Requirement: Copy all lines below exactly as written. Leave pictures out.

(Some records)
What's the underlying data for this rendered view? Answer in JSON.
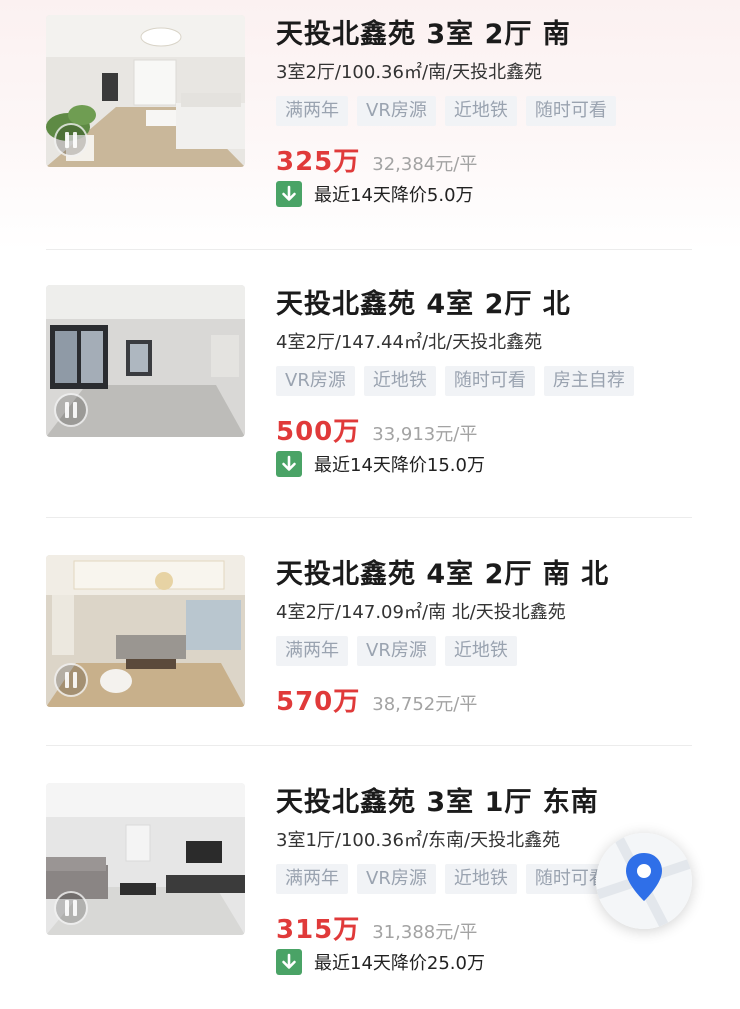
{
  "listings": [
    {
      "title": "天投北鑫苑 3室 2厅 南",
      "subtitle": "3室2厅/100.36㎡/南/天投北鑫苑",
      "tags": [
        "满两年",
        "VR房源",
        "近地铁",
        "随时可看"
      ],
      "price": "325万",
      "unit_price": "32,384元/平",
      "price_drop": "最近14天降价5.0万"
    },
    {
      "title": "天投北鑫苑 4室 2厅 北",
      "subtitle": "4室2厅/147.44㎡/北/天投北鑫苑",
      "tags": [
        "VR房源",
        "近地铁",
        "随时可看",
        "房主自荐"
      ],
      "price": "500万",
      "unit_price": "33,913元/平",
      "price_drop": "最近14天降价15.0万"
    },
    {
      "title": "天投北鑫苑 4室 2厅 南 北",
      "subtitle": "4室2厅/147.09㎡/南 北/天投北鑫苑",
      "tags": [
        "满两年",
        "VR房源",
        "近地铁"
      ],
      "price": "570万",
      "unit_price": "38,752元/平"
    },
    {
      "title": "天投北鑫苑 3室 1厅 东南",
      "subtitle": "3室1厅/100.36㎡/东南/天投北鑫苑",
      "tags": [
        "满两年",
        "VR房源",
        "近地铁",
        "随时可看"
      ],
      "price": "315万",
      "unit_price": "31,388元/平",
      "price_drop": "最近14天降价25.0万"
    }
  ],
  "icons": {
    "price_drop": "arrow-down-icon",
    "vr_badge": "vr-icon",
    "map": "map-pin-icon"
  },
  "colors": {
    "price": "#e03a3a",
    "drop_badge": "#4aa366",
    "tag_bg": "#f1f3f6",
    "tag_text": "#9aa3b0",
    "map_pin": "#2f6fe8"
  }
}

Solution:
What's the underlying data for this rendered view? Answer in JSON.
{
  "listings": [
    {
      "title": "天投北鑫苑 3室 2厅 南",
      "subtitle": "3室2厅/100.36㎡/南/天投北鑫苑",
      "tags": [
        "满两年",
        "VR房源",
        "近地铁",
        "随时可看"
      ],
      "price": "325万",
      "unit_price": "32,384元/平",
      "price_drop": "最近14天降价5.0万"
    },
    {
      "title": "天投北鑫苑 4室 2厅 北",
      "subtitle": "4室2厅/147.44㎡/北/天投北鑫苑",
      "tags": [
        "VR房源",
        "近地铁",
        "随时可看",
        "房主自荐"
      ],
      "price": "500万",
      "unit_price": "33,913元/平",
      "price_drop": "最近14天降价15.0万"
    },
    {
      "title": "天投北鑫苑 4室 2厅 南 北",
      "subtitle": "4室2厅/147.09㎡/南 北/天投北鑫苑",
      "tags": [
        "满两年",
        "VR房源",
        "近地铁"
      ],
      "price": "570万",
      "unit_price": "38,752元/平"
    },
    {
      "title": "天投北鑫苑 3室 1厅 东南",
      "subtitle": "3室1厅/100.36㎡/东南/天投北鑫苑",
      "tags": [
        "满两年",
        "VR房源",
        "近地铁",
        "随时可看"
      ],
      "price": "315万",
      "unit_price": "31,388元/平",
      "price_drop": "最近14天降价25.0万"
    }
  ],
  "icons": {
    "price_drop": "arrow-down-icon",
    "vr_badge": "vr-icon",
    "map": "map-pin-icon"
  },
  "colors": {
    "price": "#e03a3a",
    "drop_badge": "#4aa366",
    "tag_bg": "#f1f3f6",
    "tag_text": "#9aa3b0",
    "map_pin": "#2f6fe8"
  }
}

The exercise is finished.